● **Page extract**:
The following article was published in the New York Daily Graphic newspaper, on December 10, 1878, on page 266:
 
 
 
H.P. BLAVATSKY'S ADIEUX
 
The Ci-Devant Countess Ready to Depart for the East
 
Having Disposed of Strange Gods, She Ventilates Her Ideas -- The Land of Freedom
 
 
 
Helen P. Blavatsky, who has dropped her title of Countess, and even her conventional one of Madame, and who constantly alludes to herself in the third person, as "H.P.B.," is about leaving America, as she says, forever.
 
A very damp reporter found his way into the pleasant French flat at Eighth avenue and Forty-seventh street this morning, and his ring was answered by a colored servant, who expressed serious doubts as to whether her mistress would see any one at so early an hour.
 
The interviewer was, however, ushered into a breakfast room, which was in a very disordered condition, and invited to a seat on a vacant stool. The disorder was a necessary result of yesterday’s auction sale, and the only semblance of occupancy left were an uncleared breakfast table and three human occupants. Colonel Olcott, the new hierophant of the Arya-Samaj, sat at the table busily making memoranda in a note-book and burning his handsome moustache with a half-finished cigar that struggled ineffectually to reach beyond the outskirts of his beard.
 
A male companion sat Eastern fashion on a bench under the window and read a morning paper, which he held in one hand, while he twisted one end of his moustache with the other.
 
On the wall were leaves formed in emblematic designs, Rosecrusian or otherwise, and an Oriental landscape of the same material, filled with elephants, serpents, monkeys and other denizens of the typical jungle.
 
When the reporter was finally ushered into Mme. Blavatsky’s own room, he found that lady seated at the end of a letter and tobacco laden table, twisting a fragrant cigarette from a quantity of loose tobacco of a famous Turkish brand.
 
The room was the inner temple of the Lamasery, which has become so widely known in recent years. A highly-polished and highly ugly idol, doubtless many years unworshipped, sat with the stolidity of long habit, on the mantleshelf, and in the centre of the room, on a platform delicately constructed from an old barrel, surmounted by a zinc stove plate, was mounted the marvellously designed and artistic treasure house of Arya-Samaj.
 
The reporter said:
 
-        "And so you are going to leave America?"
 
-        "Yes, and the Lamasery, where I have spent so many happy, happy hours. I am sorry to leave these rooms, although there is little to regret about them now," glancing about at the bared floors and walls, "but I am glad to get away from your country. You have liberty, but that is all, and of that you have too much, too much!

● **Data block**:

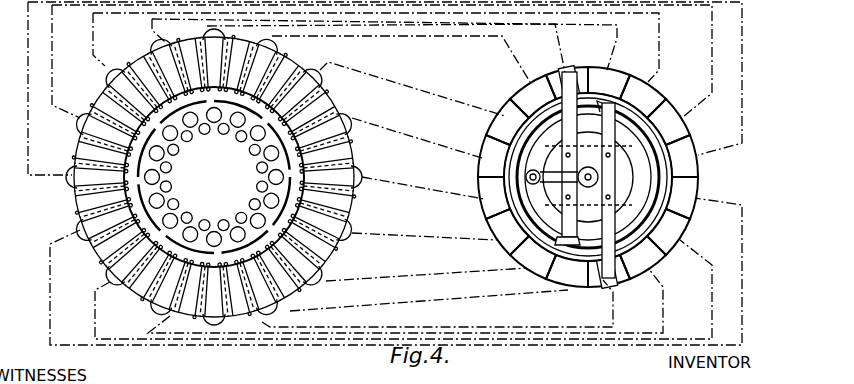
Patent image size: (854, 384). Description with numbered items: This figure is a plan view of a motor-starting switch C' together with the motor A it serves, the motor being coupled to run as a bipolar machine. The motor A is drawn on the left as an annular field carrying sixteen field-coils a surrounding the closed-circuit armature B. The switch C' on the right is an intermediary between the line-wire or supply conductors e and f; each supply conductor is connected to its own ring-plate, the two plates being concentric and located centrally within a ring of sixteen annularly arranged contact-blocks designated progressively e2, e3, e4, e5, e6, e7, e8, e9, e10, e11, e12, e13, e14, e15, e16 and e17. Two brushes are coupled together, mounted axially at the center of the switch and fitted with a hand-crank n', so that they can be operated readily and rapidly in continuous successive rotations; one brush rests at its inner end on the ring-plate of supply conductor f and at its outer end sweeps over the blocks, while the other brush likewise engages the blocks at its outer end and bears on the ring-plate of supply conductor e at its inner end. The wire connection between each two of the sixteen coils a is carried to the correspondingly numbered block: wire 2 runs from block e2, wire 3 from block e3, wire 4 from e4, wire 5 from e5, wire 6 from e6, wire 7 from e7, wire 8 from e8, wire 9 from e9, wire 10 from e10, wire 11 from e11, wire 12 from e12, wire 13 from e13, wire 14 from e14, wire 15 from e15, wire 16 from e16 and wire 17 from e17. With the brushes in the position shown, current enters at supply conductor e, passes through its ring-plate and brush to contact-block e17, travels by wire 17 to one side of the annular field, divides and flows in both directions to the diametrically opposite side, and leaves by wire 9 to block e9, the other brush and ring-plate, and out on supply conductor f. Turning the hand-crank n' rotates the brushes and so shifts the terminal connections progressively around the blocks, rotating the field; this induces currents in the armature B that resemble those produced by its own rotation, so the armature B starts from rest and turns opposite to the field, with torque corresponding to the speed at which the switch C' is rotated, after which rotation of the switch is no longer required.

● **Problems and tasks**:
• A. In the Blavatsky article, at what street corner was the French flat that the reporter visited?
• B. Please write out the passage of the Blavatsky article between "The room was" and "house of Arya-Samaj.", inclusive.
The material has no role in this exercise.

● **Answer list**:
• A. At Eighth avenue and Forty-seventh street.

• B.
The room was the inner temple of the Lamasery, which has become so widely known in recent years. A highly-polished and highly ugly idol, doubtless many years unworshipped, sat with the stolidity of long habit, on the mantleshelf, and in the centre of the room, on a platform delicately constructed from an old barrel, surmounted by a zinc stove plate, was mounted the marvellously designed and artistic treasure house of Arya-Samaj.